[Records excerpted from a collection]
-- begin --

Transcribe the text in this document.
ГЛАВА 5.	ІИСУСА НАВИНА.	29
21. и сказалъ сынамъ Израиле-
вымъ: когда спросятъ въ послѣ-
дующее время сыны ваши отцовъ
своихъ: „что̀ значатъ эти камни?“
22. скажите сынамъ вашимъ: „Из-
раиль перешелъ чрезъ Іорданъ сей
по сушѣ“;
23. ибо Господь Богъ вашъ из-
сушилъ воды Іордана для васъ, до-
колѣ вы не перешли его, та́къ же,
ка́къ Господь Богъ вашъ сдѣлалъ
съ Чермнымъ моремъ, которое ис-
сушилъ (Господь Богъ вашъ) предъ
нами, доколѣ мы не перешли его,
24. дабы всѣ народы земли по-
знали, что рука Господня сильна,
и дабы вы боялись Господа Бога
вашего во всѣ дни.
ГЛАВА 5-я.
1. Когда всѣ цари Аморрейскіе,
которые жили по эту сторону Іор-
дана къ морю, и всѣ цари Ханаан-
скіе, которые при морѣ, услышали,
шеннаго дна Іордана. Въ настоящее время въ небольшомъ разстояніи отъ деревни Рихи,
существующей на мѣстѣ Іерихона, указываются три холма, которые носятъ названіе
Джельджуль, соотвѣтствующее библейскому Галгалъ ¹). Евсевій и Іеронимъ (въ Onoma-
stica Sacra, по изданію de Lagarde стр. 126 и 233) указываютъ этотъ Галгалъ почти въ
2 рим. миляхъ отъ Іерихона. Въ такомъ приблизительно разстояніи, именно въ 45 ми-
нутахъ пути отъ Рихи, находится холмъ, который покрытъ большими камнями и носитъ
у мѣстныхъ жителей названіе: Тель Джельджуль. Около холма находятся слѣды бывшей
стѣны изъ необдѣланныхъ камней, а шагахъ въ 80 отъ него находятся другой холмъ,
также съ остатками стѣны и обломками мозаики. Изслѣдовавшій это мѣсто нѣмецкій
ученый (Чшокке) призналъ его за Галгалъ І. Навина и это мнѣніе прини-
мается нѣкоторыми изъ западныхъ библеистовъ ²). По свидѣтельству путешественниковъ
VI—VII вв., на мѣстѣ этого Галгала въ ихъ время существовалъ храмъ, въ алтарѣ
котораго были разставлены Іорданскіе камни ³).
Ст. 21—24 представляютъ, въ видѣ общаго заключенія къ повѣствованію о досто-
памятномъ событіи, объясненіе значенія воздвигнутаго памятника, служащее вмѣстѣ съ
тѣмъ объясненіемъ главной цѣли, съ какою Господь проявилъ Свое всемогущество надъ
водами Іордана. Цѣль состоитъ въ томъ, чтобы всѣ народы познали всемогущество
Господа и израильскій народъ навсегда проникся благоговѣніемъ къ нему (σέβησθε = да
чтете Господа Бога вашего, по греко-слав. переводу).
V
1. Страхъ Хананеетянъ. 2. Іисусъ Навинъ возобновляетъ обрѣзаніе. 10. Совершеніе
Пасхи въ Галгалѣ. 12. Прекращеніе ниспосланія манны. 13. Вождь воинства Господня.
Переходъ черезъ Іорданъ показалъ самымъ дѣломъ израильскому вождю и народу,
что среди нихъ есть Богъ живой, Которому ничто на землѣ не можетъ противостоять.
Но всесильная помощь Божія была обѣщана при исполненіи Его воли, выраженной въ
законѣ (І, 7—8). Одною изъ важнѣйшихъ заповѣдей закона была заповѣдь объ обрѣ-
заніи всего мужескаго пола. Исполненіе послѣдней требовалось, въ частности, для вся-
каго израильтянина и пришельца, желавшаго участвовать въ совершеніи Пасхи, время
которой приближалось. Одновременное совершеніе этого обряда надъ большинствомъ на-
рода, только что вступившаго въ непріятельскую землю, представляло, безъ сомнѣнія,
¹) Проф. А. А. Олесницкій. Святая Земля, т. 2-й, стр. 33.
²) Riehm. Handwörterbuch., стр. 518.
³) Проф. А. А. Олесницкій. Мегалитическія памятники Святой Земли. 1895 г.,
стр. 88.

-- end --

**Job**: Using the material above, copy every line in which the string "время" occurs.

**Answer to the task**:
дующее время сыны ваши отцовъ
шеннаго дна Іордана. Въ настоящее время въ небольшомъ разстояніи отъ деревни Рихи,
VI—VII вв., на мѣстѣ этого Галгала въ ихъ время существовалъ храмъ, въ алтарѣ
каго израильтянина и пришельца, желавшаго участвовать въ совершеніи Пасхи, время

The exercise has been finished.